== EXERCISES TO COMPLETE ==
(1) Answer these about the text on learning CMake:
(a) What kind of system does the text call CMake?
(b) What is the reader said to be on, with almost no lane markers?
(c) For C++, what does naming each input explicitly include?
(2) In the text on learning CMake, switch "highway" to "road" and give the part starting with "In the end, it" and going on through "about trivial mistakes.".

2020-06-02

Misadventures in CMake

The Goal

At some point, I decided to learn a bit of CMake for my pet projects. CMake is a meta-build system in widespread use and, although I like other build systems more, I figured getting some hands-on experience with it wouldn't hurt.
In the end, it didn't hurt badly, but I found CMake far from approachable and usable. The language is far too flexible. CMake has a legacy way of doing things and a new way, but no bright red line between the two. In fact, there are very few bright lines between anything. You're on a 6-lane highway with almost no lane markers. The overall system allows too many ways of achieving similar goals. Documentation is sometimes unclear, lacks some kinds of internal consistency and frequently lacks examples. I couldn't discern an idiomatic way of writing CMake scripts and I couldn't find a static analyzer that could warn me about trivial mistakes.

The Laundry List

When learning new things, I usually seek the key concepts I need to understand, how to achieve a few basic tasks and how to satisfy more advanced requirements with time.
A good build system should do a few things well:
  1. Each input is named explicitly. For C++, this includes headers. The build should fail if a header or a translation unit under the project directory gets built without having been named.

== DATA RECORDS ==
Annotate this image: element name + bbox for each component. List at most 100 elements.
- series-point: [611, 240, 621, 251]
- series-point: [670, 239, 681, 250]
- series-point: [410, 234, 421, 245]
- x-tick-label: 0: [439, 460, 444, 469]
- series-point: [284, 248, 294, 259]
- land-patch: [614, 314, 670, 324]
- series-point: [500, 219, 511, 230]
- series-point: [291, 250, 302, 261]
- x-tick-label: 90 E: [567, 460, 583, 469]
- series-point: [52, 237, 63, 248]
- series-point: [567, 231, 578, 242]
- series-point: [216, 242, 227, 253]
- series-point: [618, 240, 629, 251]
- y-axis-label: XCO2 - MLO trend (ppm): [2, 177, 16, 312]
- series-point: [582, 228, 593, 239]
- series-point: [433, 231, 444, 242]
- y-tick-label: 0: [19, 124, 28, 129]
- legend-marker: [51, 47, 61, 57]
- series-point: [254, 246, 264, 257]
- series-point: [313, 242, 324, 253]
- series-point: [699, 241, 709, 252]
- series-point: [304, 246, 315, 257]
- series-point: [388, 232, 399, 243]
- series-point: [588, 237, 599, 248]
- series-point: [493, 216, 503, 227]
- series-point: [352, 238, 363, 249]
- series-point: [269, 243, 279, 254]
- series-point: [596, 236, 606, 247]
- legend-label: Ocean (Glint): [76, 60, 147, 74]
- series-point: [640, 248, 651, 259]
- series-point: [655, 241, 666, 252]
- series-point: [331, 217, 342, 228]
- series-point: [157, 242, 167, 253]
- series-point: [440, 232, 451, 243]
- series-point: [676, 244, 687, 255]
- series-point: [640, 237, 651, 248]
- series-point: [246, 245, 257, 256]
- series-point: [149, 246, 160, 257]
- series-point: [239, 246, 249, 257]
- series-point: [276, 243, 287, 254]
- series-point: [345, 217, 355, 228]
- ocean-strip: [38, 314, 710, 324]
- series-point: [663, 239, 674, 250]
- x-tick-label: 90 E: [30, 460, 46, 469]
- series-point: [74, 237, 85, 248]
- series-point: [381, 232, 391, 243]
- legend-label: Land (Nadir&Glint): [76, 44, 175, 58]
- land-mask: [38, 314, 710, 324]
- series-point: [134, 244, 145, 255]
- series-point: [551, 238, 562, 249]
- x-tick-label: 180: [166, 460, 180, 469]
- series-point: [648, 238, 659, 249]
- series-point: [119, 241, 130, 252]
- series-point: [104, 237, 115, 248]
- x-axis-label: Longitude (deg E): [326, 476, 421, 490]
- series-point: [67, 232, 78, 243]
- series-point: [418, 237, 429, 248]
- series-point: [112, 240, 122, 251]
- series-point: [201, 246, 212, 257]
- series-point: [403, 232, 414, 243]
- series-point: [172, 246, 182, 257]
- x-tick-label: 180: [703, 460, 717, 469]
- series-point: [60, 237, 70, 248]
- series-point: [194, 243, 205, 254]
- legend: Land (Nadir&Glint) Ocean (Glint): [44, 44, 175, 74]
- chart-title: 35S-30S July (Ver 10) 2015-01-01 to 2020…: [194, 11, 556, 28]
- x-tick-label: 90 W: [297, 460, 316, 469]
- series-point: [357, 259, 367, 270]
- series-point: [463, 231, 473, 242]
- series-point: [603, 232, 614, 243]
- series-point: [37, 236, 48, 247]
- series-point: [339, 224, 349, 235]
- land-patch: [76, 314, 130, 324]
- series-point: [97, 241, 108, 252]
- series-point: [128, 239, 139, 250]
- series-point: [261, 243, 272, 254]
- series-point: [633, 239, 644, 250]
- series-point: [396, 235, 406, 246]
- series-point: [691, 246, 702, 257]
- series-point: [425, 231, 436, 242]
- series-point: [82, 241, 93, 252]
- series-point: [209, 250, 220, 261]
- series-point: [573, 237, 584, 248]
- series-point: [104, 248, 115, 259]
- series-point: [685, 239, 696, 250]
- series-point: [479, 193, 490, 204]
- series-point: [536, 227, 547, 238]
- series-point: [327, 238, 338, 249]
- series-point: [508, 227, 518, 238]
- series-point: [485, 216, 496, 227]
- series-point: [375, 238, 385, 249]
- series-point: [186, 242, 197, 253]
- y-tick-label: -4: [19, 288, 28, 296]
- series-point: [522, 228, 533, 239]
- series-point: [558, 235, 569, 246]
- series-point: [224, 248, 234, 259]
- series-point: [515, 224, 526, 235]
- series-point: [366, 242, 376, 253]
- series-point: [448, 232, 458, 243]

== SOLUTIONS BY TASK ==
(1)
(a) A meta-build system
(b) A 6-lane highway
(c) Headers

(2)
In the end, it didn't hurt badly, but I found CMake far from approachable and usable. The language is far too flexible. CMake has a legacy way of doing things and a new way, but no bright red line between the two. In fact, there are very few bright lines between anything. You're on a 6-lane road with almost no lane markers. The overall system allows too many ways of achieving similar goals. Documentation is sometimes unclear, lacks some kinds of internal consistency and frequently lacks examples. I couldn't discern an idiomatic way of writing CMake scripts and I couldn't find a static analyzer that could warn me about trivial mistakes.